===== Data supplied

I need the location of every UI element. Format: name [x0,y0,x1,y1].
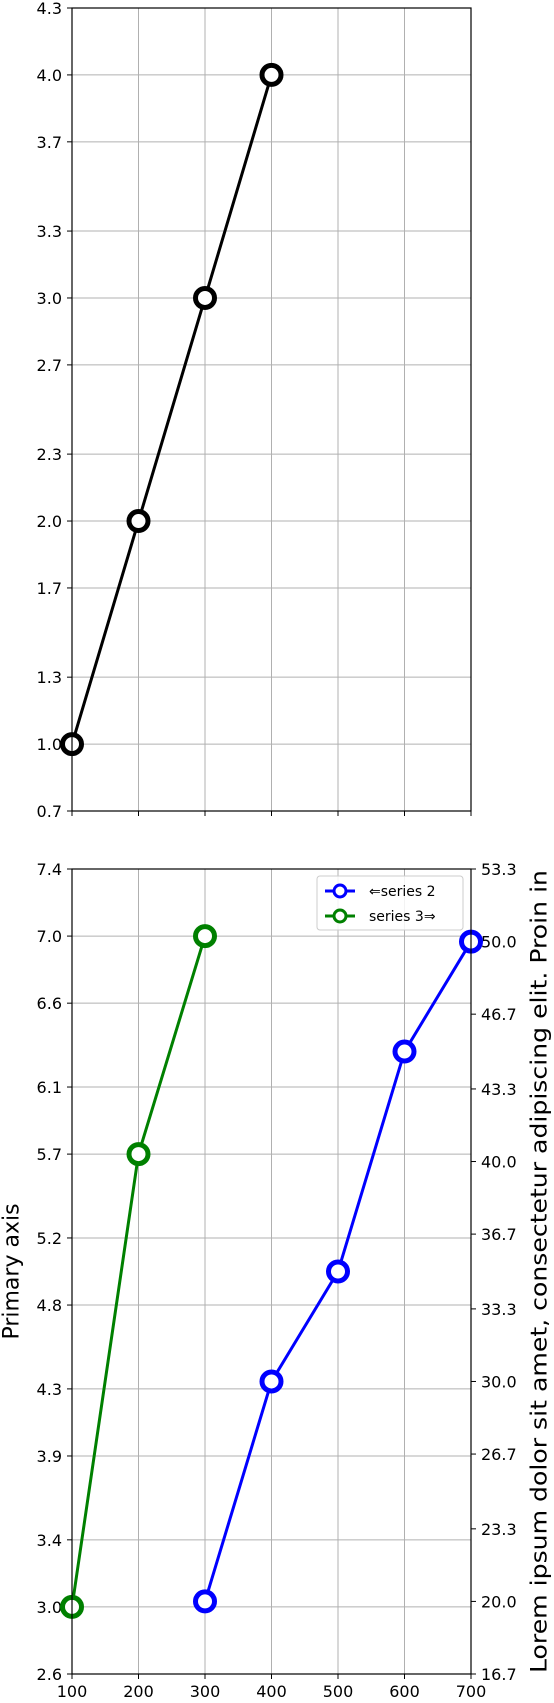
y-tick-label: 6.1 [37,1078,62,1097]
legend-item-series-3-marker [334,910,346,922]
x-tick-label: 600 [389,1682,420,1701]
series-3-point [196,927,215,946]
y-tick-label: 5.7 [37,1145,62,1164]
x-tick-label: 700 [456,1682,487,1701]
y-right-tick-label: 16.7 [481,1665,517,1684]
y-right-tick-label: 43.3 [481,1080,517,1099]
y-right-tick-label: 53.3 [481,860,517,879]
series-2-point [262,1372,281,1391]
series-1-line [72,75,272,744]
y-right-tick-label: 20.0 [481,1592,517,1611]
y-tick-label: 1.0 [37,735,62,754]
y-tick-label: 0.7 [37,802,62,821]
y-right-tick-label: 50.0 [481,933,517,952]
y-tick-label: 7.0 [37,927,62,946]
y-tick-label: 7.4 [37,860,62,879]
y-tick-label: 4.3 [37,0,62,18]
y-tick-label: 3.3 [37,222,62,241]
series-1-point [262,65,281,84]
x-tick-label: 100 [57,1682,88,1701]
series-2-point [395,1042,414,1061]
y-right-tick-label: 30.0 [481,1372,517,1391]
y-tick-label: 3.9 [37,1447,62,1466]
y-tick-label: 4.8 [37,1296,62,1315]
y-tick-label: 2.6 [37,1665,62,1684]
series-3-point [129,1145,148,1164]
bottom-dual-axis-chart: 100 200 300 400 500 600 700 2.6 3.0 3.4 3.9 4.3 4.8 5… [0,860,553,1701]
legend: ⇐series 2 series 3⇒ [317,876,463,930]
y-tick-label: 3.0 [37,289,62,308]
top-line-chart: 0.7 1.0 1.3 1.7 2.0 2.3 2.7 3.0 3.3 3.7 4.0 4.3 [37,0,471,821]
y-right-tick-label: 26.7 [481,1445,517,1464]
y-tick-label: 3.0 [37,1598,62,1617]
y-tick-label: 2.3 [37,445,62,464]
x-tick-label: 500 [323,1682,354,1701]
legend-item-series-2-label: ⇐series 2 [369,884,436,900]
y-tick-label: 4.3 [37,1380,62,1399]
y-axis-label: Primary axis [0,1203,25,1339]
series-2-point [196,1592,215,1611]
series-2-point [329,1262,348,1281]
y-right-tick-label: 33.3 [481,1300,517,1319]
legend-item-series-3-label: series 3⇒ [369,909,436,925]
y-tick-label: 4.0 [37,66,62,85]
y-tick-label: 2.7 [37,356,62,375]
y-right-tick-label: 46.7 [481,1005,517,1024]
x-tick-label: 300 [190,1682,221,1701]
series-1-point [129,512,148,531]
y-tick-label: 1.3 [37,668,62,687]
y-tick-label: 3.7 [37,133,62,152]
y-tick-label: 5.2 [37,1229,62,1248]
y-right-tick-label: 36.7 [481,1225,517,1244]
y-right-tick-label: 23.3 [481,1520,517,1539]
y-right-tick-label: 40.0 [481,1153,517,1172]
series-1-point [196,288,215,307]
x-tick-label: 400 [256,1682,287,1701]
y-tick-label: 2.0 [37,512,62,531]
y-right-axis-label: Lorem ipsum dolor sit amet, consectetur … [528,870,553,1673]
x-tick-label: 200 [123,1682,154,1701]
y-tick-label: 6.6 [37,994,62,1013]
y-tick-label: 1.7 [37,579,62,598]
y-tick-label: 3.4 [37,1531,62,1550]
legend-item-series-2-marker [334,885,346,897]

==========
===== Data supplied

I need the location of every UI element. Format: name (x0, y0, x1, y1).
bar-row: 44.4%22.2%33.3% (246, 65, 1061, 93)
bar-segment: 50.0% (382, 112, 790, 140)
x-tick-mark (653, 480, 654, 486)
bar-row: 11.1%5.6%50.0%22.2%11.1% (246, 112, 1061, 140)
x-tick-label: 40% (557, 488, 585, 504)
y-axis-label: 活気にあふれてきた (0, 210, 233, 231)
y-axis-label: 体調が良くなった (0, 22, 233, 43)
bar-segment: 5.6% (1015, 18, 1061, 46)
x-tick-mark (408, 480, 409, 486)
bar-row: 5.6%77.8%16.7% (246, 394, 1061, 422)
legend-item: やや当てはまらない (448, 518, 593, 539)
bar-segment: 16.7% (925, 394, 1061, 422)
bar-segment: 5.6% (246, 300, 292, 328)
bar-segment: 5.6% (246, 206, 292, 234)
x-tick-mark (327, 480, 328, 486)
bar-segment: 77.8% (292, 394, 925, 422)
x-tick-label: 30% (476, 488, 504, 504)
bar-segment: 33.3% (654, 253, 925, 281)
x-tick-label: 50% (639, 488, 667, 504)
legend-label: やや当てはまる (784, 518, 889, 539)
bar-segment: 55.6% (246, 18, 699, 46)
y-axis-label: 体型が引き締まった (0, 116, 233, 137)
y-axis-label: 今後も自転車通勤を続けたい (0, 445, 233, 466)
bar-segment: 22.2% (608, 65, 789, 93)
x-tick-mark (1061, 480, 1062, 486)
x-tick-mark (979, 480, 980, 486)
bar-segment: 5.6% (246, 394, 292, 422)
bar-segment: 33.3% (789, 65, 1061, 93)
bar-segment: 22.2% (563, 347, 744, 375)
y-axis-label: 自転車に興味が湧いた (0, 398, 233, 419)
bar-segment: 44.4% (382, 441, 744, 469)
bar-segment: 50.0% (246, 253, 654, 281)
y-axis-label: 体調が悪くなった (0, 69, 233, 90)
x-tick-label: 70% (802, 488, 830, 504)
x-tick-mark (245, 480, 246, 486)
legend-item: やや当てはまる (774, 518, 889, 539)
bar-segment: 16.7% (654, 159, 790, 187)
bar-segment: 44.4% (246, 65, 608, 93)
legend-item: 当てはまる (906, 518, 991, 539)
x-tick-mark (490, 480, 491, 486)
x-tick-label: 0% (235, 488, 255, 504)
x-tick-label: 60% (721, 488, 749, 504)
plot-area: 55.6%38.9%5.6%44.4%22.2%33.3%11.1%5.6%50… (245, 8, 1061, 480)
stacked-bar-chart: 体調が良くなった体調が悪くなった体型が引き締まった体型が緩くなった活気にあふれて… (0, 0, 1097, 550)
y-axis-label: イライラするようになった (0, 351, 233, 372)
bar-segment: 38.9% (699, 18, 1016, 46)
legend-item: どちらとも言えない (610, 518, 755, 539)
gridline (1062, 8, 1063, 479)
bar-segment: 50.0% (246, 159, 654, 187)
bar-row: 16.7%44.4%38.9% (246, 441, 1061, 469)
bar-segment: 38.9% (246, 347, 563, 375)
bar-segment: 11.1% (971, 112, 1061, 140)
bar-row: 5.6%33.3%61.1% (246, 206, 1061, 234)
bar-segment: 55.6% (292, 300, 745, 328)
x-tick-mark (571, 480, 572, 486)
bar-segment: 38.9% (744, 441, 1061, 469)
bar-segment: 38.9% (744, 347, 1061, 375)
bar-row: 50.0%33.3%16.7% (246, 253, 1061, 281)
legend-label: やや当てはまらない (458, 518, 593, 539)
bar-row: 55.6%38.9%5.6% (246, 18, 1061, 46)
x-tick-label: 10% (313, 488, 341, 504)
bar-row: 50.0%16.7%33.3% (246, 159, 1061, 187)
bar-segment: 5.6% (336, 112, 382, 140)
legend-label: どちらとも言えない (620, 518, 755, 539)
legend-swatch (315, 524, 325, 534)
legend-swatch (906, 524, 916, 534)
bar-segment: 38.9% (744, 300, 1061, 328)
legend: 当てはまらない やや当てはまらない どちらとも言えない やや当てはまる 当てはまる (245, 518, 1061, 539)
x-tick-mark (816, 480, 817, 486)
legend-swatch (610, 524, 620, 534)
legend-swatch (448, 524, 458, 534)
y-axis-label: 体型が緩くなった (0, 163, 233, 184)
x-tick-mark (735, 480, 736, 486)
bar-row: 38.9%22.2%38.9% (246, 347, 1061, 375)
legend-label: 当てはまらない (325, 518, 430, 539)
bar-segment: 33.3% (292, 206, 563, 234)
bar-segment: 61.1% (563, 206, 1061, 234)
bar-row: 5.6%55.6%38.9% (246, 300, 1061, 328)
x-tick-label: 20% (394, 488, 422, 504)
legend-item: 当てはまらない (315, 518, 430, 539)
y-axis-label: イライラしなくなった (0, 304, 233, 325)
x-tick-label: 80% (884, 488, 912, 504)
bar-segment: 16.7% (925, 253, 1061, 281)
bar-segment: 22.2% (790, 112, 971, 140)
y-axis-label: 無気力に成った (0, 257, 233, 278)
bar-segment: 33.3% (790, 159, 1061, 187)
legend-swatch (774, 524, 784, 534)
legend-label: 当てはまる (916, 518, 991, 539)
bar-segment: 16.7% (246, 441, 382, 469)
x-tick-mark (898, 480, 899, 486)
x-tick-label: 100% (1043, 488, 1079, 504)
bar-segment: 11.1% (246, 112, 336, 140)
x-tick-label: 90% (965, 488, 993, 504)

==========

*Instruction*.
Copy out, unchanged, the lines of the material above that run from the line containing "y-tick-label: 6.1 [37,1078,62,1097]" through the line containing "y-right-tick-label: 16.7 [481,1665,517,1684]", including both of those lines.

*Solution*.
y-tick-label: 6.1 [37,1078,62,1097]
legend-item-series-3-marker [334,910,346,922]
x-tick-label: 600 [389,1682,420,1701]
series-3-point [196,927,215,946]
y-tick-label: 5.7 [37,1145,62,1164]
x-tick-label: 700 [456,1682,487,1701]
y-right-tick-label: 16.7 [481,1665,517,1684]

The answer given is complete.